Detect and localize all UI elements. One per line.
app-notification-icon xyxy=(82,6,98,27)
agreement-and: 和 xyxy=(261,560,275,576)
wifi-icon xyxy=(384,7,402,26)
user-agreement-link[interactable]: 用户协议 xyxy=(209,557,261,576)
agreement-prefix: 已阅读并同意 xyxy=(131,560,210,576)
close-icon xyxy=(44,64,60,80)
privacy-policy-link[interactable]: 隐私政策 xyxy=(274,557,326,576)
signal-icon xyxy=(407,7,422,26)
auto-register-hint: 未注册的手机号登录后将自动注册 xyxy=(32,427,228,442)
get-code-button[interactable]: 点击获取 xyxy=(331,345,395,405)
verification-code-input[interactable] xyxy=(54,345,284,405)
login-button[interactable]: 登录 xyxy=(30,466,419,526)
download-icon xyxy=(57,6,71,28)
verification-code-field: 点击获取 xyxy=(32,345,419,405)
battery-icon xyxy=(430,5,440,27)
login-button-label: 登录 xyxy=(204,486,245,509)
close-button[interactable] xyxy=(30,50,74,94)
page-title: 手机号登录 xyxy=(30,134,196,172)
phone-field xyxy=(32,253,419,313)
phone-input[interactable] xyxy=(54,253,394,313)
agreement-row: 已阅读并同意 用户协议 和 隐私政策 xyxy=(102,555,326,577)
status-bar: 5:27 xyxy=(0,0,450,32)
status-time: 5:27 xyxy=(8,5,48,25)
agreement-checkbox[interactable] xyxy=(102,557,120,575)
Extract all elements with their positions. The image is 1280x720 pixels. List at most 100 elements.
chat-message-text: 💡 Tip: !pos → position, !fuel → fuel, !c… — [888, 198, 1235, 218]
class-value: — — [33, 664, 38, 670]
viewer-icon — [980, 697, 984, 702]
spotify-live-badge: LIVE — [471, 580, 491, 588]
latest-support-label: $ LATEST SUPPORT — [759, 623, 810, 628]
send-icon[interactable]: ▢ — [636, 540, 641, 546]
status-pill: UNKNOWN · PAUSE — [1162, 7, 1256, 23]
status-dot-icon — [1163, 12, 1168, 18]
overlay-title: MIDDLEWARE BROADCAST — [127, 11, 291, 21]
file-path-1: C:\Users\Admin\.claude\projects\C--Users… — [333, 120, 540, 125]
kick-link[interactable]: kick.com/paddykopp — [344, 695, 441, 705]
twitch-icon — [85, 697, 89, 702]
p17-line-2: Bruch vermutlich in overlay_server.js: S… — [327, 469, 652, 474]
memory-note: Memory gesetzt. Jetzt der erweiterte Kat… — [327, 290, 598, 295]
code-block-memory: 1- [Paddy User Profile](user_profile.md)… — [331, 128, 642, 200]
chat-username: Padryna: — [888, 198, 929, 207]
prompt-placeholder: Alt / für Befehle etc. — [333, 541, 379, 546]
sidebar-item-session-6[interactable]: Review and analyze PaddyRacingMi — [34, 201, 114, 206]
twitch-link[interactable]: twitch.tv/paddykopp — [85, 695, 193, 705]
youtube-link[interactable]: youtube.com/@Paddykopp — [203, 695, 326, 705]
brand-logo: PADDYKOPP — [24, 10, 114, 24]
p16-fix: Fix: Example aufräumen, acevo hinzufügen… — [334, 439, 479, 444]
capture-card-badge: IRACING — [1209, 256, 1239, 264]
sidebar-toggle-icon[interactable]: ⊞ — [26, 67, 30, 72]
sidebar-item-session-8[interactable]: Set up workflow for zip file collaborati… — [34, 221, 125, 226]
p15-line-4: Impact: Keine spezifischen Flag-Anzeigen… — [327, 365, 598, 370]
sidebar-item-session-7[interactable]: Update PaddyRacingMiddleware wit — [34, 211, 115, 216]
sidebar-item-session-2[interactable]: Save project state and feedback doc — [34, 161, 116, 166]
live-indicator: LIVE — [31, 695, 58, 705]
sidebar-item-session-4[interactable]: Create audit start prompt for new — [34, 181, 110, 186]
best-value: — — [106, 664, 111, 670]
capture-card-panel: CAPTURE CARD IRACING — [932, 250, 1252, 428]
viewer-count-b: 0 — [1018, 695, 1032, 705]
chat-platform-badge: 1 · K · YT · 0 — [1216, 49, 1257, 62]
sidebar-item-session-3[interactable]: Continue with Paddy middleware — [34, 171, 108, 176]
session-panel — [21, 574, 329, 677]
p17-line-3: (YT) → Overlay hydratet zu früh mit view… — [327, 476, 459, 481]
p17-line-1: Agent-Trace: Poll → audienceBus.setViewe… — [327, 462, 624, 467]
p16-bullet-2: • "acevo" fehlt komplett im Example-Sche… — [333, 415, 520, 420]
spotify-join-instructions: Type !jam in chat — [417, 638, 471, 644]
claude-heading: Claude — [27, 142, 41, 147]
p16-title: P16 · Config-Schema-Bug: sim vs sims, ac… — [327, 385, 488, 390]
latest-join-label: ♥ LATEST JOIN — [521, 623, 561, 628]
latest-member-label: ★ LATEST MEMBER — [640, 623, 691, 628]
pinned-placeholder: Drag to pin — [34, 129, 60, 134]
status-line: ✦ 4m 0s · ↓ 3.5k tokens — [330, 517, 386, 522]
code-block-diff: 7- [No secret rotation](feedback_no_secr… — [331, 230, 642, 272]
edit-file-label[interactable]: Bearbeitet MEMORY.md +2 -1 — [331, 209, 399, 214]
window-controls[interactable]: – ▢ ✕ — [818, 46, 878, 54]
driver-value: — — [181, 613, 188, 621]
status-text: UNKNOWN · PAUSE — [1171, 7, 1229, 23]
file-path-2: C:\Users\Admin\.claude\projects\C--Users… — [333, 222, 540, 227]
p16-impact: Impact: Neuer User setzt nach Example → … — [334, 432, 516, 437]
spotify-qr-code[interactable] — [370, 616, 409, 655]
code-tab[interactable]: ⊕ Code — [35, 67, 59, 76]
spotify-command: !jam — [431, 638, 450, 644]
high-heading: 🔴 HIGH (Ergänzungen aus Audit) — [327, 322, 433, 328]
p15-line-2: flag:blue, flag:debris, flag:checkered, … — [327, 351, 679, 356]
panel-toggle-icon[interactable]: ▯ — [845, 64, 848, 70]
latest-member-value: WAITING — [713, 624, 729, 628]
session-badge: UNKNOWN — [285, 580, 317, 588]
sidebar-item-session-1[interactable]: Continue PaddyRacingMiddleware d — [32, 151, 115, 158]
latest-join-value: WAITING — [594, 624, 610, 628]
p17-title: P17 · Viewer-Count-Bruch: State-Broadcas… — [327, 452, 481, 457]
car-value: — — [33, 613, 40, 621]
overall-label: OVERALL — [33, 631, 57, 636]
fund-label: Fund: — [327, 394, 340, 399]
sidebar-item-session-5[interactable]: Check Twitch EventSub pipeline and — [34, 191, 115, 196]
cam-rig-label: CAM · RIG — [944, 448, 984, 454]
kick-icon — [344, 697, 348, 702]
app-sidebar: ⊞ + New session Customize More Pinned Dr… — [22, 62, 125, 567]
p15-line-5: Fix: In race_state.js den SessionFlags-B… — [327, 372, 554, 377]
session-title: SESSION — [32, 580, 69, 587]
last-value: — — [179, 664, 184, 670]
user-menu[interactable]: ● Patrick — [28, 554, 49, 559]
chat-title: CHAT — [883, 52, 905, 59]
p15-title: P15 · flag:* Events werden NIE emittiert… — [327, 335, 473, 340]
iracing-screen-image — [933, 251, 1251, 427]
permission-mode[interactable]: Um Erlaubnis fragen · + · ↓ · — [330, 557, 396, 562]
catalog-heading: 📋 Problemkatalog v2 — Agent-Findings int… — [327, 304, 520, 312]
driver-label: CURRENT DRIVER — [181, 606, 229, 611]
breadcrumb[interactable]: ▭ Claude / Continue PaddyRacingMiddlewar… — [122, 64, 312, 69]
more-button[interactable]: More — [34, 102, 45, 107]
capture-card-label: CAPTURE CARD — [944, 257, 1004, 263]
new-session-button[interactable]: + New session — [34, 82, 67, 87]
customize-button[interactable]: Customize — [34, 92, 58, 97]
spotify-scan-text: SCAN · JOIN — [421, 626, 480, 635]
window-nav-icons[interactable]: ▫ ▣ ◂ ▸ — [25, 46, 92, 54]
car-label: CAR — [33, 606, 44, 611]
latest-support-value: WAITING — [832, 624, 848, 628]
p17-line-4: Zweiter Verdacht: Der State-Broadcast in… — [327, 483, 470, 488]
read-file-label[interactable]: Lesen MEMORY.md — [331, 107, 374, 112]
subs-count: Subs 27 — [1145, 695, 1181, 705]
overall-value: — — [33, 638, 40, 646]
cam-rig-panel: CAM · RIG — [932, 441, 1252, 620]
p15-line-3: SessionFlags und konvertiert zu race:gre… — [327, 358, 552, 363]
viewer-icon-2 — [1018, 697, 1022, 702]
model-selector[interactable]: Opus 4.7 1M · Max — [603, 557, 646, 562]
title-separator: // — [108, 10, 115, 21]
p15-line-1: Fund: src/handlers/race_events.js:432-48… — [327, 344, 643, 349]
····················
Copy the listing line for line, from its first line through the line containing "status-bar: 5:27 xyxy=(0,0,450,32)", including both of those lines.

:: THE OUTPUT ::
Detect and localize all UI elements. One per line.
app-notification-icon xyxy=(82,6,98,27)
agreement-and: 和 xyxy=(261,560,275,576)
wifi-icon xyxy=(384,7,402,26)
user-agreement-link[interactable]: 用户协议 xyxy=(209,557,261,576)
agreement-prefix: 已阅读并同意 xyxy=(131,560,210,576)
close-icon xyxy=(44,64,60,80)
privacy-policy-link[interactable]: 隐私政策 xyxy=(274,557,326,576)
signal-icon xyxy=(407,7,422,26)
auto-register-hint: 未注册的手机号登录后将自动注册 xyxy=(32,427,228,442)
get-code-button[interactable]: 点击获取 xyxy=(331,345,395,405)
verification-code-input[interactable] xyxy=(54,345,284,405)
login-button[interactable]: 登录 xyxy=(30,466,419,526)
download-icon xyxy=(57,6,71,28)
verification-code-field: 点击获取 xyxy=(32,345,419,405)
battery-icon xyxy=(430,5,440,27)
login-button-label: 登录 xyxy=(204,486,245,509)
close-button[interactable] xyxy=(30,50,74,94)
page-title: 手机号登录 xyxy=(30,134,196,172)
phone-field xyxy=(32,253,419,313)
phone-input[interactable] xyxy=(54,253,394,313)
agreement-row: 已阅读并同意 用户协议 和 隐私政策 xyxy=(102,555,326,577)
status-bar: 5:27 xyxy=(0,0,450,32)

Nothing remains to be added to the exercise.